Items from a data source
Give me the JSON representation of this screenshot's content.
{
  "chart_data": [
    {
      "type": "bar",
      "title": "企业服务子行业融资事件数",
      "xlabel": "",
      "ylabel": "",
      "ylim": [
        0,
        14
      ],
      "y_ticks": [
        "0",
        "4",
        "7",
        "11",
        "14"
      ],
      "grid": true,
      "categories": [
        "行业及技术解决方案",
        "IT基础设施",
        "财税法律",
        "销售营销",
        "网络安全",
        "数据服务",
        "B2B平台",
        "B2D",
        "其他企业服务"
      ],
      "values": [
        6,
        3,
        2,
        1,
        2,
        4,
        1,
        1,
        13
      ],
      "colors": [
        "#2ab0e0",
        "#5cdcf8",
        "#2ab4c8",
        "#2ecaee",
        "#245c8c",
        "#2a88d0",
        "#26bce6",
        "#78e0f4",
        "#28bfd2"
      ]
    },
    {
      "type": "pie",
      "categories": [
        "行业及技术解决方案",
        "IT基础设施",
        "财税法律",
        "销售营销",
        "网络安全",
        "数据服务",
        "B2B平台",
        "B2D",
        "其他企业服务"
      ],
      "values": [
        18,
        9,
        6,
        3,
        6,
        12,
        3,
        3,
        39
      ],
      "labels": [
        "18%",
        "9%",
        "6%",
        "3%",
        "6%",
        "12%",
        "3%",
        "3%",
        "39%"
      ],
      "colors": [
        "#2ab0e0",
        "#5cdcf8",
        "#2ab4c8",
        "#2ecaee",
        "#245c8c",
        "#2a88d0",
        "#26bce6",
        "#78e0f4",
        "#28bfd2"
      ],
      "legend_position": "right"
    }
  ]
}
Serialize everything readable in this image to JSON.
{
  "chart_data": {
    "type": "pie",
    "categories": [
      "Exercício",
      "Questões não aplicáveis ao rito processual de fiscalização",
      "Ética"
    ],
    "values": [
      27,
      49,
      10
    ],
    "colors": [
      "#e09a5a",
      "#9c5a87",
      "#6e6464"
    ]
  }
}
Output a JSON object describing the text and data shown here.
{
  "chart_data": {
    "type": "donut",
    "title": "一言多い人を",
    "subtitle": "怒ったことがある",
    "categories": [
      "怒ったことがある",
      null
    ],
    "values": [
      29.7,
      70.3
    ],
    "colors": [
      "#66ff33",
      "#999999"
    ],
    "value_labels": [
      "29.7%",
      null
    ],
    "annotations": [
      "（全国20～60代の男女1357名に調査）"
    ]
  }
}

* **What you will do**
Pull out every line above that holds the word "this".

* **Solution below**
Give me the JSON representation of this screenshot's content.
Serialize everything readable in this image to JSON.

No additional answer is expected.